Written instruction - List each line of the data in which the string "other" appears.

↓↓↓

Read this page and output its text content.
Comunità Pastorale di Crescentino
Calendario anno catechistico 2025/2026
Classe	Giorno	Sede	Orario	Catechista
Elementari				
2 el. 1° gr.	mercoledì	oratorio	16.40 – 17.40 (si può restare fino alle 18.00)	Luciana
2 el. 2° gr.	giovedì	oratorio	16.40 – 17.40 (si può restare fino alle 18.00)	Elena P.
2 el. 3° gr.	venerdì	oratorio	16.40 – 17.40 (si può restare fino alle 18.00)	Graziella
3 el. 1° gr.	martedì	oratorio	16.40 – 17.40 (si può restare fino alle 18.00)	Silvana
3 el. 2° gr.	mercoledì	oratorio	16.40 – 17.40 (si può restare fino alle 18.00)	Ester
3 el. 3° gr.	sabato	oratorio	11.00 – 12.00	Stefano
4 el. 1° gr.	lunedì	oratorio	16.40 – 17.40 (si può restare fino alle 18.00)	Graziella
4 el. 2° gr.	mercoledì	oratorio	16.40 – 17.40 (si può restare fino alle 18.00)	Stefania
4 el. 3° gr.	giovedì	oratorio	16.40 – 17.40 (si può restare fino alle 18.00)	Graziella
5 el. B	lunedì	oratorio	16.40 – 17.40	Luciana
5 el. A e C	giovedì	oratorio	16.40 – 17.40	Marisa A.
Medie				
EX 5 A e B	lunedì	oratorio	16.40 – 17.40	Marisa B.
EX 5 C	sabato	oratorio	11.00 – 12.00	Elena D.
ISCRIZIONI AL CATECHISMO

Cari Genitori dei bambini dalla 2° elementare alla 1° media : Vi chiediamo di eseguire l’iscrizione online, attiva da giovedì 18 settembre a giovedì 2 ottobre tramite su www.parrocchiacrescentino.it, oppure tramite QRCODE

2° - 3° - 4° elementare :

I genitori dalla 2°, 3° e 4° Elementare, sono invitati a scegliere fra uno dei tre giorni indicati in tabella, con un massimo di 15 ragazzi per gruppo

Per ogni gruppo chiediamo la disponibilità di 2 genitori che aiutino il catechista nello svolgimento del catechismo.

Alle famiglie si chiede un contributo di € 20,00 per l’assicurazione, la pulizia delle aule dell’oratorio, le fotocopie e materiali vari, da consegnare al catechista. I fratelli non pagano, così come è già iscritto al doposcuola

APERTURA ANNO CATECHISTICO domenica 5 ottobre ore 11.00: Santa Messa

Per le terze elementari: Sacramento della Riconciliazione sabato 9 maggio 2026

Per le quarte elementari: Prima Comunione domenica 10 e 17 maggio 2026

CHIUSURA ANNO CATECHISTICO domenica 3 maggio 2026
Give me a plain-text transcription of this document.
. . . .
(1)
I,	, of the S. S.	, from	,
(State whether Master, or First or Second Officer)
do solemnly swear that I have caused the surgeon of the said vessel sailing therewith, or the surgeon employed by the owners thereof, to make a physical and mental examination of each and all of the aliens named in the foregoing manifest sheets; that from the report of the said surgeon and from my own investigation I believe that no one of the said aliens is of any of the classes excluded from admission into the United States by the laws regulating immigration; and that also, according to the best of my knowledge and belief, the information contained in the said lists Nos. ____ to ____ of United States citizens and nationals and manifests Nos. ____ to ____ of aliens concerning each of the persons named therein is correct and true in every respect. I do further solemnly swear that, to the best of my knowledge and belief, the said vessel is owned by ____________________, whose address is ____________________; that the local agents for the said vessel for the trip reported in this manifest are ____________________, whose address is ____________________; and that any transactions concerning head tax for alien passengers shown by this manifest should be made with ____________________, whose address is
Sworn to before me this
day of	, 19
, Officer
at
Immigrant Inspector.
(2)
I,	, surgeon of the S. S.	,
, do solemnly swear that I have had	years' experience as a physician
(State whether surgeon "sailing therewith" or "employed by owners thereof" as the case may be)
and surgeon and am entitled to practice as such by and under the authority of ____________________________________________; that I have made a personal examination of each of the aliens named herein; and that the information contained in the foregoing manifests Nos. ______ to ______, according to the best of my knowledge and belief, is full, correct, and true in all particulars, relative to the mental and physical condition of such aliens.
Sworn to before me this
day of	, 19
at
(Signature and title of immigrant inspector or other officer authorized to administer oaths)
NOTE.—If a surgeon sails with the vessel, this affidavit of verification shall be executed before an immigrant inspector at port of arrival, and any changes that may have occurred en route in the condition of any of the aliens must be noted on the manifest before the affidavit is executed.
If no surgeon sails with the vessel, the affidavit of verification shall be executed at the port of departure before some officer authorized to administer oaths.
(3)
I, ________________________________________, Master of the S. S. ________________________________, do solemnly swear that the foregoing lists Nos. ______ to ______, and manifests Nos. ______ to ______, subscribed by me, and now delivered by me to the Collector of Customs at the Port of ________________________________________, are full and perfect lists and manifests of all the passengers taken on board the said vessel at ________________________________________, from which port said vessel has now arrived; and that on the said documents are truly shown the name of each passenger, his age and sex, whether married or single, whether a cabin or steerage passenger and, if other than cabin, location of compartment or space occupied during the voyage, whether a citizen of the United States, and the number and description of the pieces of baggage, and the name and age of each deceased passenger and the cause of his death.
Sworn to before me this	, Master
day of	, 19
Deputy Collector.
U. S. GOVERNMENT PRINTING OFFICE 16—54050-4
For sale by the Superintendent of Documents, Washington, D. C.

↑↑↑

Exercise result -
(Signature and title of immigrant inspector or other officer authorized to administer oaths)
I, ________________________________________, Master of the S. S. ________________________________, do solemnly swear that the foregoing lists Nos. ______ to ______, and manifests Nos. ______ to ______, subscribed by me, and now delivered by me to the Collector of Customs at the Port of ________________________________________, are full and perfect lists and manifests of all the passengers taken on board the said vessel at ________________________________________, from which port said vessel has now arrived; and that on the said documents are truly shown the name of each passenger, his age and sex, whether married or single, whether a cabin or steerage passenger and, if other than cabin, location of compartment or space occupied during the voyage, whether a citizen of the United States, and the number and description of the pieces of baggage, and the name and age of each deceased passenger and the cause of his death.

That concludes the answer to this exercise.